## TASK REQUIREMENTS
The answer is one number: how many lines in the data below hold "Sanitários".

## RECORDS SUPPLIED
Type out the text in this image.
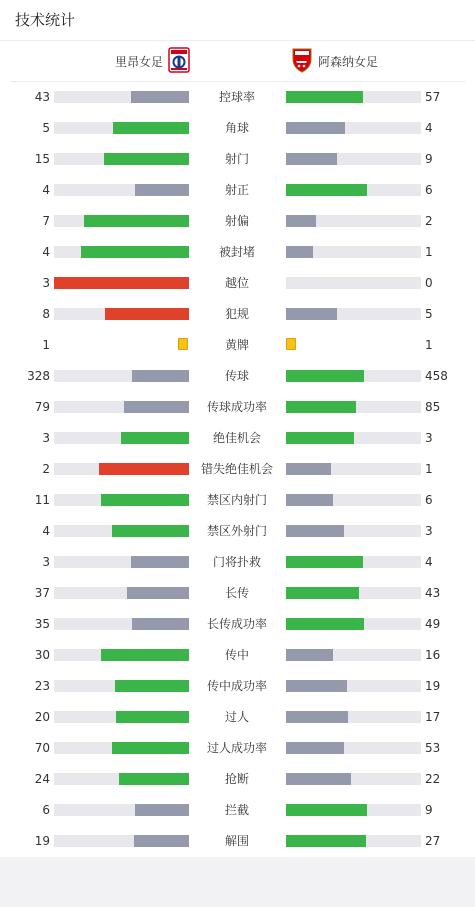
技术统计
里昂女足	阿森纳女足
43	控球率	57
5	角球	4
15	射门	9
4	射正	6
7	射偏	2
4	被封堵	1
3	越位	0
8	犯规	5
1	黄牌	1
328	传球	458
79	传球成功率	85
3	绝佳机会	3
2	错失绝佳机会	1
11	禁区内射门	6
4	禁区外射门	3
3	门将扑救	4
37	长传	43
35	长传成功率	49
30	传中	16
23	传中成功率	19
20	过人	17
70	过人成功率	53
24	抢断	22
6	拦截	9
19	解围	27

---

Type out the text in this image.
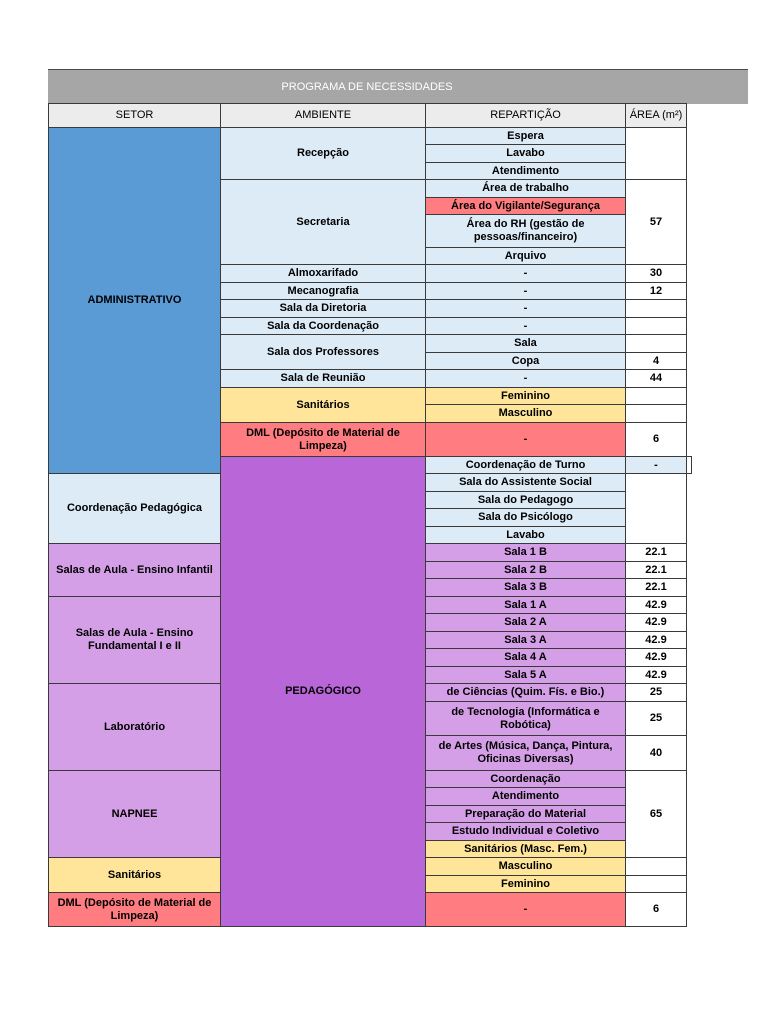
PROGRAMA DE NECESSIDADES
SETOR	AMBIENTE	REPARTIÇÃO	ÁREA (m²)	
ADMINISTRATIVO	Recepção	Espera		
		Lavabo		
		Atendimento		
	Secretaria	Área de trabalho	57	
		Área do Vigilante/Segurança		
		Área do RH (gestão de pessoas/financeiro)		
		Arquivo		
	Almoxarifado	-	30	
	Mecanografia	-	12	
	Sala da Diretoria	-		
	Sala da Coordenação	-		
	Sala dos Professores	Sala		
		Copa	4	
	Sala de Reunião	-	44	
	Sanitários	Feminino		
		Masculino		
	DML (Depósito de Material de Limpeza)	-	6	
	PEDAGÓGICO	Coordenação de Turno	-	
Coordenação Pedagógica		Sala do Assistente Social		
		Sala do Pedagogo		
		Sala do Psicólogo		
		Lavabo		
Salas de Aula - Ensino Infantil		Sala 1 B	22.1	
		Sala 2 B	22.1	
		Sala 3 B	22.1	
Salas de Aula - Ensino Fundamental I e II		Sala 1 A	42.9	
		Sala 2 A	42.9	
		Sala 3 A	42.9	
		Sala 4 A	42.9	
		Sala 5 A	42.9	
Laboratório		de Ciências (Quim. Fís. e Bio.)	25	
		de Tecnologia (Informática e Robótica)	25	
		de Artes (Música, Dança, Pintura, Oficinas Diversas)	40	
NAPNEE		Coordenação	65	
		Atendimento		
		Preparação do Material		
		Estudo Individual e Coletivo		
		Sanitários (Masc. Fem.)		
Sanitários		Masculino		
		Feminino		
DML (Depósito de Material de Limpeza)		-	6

## REPLY TO THE TASK
3